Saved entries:
▼▼▼

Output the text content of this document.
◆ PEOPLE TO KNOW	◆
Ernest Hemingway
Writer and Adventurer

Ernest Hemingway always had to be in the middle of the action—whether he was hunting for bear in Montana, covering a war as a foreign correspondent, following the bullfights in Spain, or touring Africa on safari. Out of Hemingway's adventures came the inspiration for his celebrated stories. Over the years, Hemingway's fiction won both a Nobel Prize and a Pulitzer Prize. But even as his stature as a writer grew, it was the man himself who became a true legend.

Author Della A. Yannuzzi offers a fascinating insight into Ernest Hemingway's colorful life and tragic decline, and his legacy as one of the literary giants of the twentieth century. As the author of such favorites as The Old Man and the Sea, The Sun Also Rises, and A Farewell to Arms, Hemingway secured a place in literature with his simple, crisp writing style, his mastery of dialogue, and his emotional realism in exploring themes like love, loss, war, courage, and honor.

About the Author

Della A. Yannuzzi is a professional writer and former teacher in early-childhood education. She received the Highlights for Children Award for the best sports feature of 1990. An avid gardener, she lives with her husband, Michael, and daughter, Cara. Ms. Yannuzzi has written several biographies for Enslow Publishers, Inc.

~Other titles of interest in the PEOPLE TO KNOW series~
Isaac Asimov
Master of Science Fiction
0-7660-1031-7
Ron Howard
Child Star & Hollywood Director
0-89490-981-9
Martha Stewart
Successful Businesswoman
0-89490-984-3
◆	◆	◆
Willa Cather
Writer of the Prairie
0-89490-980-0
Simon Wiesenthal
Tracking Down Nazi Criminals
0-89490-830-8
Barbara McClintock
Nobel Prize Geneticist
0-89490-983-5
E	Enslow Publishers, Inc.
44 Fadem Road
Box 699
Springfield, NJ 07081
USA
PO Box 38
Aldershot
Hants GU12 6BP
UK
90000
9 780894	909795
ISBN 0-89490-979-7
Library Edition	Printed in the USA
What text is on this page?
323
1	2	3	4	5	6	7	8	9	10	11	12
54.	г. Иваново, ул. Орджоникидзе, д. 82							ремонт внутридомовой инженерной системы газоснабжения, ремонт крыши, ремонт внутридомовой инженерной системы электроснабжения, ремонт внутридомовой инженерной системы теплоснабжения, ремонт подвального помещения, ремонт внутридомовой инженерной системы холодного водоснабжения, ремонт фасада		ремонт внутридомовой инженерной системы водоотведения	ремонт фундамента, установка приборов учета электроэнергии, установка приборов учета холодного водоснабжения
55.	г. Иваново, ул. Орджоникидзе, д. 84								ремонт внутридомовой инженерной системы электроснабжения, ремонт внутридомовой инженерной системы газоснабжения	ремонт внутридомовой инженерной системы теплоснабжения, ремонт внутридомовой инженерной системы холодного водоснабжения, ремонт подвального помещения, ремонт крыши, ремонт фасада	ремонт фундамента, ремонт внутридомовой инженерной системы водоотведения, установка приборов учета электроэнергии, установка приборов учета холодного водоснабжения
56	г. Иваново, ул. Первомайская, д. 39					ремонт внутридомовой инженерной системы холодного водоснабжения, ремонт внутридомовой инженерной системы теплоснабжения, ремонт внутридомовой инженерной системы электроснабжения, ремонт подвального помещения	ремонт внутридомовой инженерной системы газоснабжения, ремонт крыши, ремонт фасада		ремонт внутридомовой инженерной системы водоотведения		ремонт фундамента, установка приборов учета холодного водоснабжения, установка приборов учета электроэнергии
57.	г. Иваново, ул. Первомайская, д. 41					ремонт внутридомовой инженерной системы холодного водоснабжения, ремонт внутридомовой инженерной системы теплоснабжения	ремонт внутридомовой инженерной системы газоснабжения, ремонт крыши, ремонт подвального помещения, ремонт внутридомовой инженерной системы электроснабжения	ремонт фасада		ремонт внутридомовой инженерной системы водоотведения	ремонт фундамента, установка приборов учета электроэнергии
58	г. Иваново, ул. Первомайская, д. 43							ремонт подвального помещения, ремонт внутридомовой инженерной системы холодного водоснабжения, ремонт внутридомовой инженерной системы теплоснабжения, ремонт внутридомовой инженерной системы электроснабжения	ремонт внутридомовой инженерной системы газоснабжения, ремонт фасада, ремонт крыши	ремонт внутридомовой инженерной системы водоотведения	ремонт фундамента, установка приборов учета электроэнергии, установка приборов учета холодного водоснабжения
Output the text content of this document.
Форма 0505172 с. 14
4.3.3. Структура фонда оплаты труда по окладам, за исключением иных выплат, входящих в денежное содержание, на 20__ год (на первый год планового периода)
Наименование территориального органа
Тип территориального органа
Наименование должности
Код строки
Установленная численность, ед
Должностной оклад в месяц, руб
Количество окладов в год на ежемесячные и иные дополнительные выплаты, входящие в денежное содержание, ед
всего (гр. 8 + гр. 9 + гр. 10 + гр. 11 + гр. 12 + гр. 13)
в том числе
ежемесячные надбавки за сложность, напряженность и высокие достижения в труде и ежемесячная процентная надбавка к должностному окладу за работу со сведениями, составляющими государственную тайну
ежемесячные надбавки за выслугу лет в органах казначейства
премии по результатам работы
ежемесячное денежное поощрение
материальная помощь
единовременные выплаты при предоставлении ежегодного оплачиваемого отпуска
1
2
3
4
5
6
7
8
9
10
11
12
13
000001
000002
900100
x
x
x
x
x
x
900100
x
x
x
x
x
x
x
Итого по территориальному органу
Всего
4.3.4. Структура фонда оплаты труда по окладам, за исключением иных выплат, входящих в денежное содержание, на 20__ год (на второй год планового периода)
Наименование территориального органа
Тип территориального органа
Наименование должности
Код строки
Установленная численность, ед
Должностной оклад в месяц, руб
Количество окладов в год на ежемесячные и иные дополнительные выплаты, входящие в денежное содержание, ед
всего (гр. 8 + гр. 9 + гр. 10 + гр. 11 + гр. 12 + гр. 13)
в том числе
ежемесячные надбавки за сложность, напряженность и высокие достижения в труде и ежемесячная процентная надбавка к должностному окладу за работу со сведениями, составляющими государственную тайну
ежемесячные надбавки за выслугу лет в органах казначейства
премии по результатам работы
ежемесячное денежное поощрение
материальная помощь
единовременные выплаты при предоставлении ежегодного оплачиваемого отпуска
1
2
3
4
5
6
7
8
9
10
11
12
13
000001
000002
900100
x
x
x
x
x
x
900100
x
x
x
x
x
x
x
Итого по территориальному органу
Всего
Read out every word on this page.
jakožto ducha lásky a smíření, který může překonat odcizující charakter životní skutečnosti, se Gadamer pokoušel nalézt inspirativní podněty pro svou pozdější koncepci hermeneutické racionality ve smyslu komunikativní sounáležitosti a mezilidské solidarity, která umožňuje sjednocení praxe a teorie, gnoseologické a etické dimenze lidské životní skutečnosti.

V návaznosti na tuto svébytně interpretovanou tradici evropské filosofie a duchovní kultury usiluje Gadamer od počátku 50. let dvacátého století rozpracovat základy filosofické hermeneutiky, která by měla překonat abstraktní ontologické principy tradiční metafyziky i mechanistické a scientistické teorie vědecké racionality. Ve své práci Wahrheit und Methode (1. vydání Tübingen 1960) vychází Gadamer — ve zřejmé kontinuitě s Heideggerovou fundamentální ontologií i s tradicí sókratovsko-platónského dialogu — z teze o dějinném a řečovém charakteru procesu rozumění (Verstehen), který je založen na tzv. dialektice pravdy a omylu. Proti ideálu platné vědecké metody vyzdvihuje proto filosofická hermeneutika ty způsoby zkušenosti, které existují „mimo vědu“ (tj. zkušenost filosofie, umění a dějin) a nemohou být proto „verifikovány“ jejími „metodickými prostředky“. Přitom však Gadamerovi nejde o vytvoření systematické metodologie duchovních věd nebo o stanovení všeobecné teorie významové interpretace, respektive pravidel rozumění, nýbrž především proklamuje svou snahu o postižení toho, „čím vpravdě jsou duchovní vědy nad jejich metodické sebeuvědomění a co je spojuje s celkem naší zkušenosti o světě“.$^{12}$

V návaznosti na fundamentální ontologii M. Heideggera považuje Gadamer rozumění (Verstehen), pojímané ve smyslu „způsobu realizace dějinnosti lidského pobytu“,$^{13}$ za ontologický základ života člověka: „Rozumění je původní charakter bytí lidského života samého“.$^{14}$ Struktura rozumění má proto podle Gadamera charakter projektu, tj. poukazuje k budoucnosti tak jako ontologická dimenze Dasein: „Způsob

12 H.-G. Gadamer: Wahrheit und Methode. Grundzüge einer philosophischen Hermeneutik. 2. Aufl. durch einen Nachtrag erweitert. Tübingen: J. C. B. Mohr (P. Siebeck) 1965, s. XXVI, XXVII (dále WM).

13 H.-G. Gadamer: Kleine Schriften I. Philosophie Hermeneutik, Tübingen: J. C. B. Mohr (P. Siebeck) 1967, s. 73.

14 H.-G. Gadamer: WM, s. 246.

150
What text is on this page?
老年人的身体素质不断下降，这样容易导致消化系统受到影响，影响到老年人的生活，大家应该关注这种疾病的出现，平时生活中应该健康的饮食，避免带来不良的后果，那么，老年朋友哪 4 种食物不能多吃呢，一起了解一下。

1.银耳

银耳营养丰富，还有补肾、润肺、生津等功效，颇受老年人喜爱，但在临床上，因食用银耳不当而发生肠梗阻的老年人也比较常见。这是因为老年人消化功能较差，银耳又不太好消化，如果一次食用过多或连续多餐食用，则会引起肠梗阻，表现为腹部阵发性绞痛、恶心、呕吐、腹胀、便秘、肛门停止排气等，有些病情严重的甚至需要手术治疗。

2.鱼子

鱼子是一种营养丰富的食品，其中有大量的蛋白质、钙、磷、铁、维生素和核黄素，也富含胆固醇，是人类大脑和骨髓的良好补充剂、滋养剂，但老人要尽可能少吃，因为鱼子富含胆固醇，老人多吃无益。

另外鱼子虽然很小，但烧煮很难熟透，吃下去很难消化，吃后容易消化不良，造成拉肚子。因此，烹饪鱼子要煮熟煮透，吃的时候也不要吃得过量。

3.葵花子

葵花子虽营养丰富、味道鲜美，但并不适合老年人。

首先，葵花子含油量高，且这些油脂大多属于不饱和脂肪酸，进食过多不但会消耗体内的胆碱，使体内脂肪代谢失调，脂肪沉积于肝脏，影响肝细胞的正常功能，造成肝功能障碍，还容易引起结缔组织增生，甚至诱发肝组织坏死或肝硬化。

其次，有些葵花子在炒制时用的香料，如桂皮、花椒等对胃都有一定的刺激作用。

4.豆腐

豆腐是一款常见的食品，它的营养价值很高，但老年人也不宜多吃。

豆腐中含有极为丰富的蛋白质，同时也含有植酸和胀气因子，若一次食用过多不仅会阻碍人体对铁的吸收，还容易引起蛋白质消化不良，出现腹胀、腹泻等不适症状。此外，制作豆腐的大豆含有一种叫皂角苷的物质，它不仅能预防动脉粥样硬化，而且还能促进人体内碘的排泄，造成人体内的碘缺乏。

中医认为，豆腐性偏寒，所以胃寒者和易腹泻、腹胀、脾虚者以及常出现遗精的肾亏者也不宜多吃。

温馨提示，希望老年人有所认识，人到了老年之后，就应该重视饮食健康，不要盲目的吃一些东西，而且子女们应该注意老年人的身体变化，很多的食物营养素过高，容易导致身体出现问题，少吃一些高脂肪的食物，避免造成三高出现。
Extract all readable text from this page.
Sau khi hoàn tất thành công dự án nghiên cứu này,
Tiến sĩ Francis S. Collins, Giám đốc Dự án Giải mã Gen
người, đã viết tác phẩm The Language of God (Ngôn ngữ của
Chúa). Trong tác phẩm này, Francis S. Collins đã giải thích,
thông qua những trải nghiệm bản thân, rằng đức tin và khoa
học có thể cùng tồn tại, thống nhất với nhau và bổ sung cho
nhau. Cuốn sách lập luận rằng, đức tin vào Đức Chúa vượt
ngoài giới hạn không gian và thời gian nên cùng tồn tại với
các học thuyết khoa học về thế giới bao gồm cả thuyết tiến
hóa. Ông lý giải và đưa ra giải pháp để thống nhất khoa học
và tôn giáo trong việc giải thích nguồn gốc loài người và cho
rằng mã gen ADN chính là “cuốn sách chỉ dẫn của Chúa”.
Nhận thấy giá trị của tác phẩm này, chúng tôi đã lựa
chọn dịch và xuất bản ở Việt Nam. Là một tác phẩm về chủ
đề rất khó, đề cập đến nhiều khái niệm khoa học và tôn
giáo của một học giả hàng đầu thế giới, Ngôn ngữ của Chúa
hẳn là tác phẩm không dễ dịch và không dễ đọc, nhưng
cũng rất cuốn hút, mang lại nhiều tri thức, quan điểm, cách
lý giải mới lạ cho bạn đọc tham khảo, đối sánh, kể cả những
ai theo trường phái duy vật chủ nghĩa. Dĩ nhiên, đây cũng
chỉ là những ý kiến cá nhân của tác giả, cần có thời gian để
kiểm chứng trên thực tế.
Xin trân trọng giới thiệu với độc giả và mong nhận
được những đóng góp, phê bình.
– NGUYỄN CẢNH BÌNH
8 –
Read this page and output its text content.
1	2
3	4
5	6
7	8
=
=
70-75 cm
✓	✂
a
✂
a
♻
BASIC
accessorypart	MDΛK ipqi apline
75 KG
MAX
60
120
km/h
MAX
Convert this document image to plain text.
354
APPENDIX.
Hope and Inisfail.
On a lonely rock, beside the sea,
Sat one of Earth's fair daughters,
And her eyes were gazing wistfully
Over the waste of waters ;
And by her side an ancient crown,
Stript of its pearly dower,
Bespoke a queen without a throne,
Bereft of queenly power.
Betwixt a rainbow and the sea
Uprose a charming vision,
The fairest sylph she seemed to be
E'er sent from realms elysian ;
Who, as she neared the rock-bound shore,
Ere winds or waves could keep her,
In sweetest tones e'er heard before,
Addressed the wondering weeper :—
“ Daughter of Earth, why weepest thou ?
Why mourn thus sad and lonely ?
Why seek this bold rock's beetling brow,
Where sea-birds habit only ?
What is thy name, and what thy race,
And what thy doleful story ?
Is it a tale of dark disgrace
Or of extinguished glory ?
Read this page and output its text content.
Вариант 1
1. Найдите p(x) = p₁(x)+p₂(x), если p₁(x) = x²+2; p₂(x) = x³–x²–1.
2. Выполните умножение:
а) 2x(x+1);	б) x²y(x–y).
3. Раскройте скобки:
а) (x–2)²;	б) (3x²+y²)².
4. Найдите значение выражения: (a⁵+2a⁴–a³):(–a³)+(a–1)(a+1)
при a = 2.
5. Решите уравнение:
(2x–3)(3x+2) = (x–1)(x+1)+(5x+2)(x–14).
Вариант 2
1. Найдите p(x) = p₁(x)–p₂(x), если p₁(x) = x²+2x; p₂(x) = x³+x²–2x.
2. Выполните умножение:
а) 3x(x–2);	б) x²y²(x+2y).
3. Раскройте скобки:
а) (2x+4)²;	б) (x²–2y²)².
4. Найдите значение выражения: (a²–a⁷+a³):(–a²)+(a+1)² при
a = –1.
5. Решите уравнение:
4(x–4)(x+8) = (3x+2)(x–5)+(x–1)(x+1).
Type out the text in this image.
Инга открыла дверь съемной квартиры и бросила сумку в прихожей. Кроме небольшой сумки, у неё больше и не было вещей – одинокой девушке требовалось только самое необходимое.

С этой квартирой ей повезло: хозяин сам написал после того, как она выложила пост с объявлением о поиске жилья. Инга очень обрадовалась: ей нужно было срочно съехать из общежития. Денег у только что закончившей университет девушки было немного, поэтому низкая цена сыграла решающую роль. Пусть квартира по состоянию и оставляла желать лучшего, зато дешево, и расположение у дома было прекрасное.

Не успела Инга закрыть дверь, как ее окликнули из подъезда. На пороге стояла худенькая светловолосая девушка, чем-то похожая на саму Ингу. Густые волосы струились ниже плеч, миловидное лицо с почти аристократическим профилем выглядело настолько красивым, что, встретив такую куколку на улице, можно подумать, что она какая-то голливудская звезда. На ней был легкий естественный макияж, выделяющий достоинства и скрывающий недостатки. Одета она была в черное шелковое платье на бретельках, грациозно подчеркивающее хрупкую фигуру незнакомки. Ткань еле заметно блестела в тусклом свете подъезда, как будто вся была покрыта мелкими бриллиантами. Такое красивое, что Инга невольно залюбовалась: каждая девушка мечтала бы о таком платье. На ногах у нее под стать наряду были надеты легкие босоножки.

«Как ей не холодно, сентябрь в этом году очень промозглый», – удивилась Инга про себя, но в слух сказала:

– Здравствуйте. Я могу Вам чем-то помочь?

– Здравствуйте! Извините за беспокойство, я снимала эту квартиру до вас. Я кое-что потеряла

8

▲▲▲

AIM OF THE EXERCISE -> State only the count of lines above that hold the string "окладам".

TASK ANSWER -> 2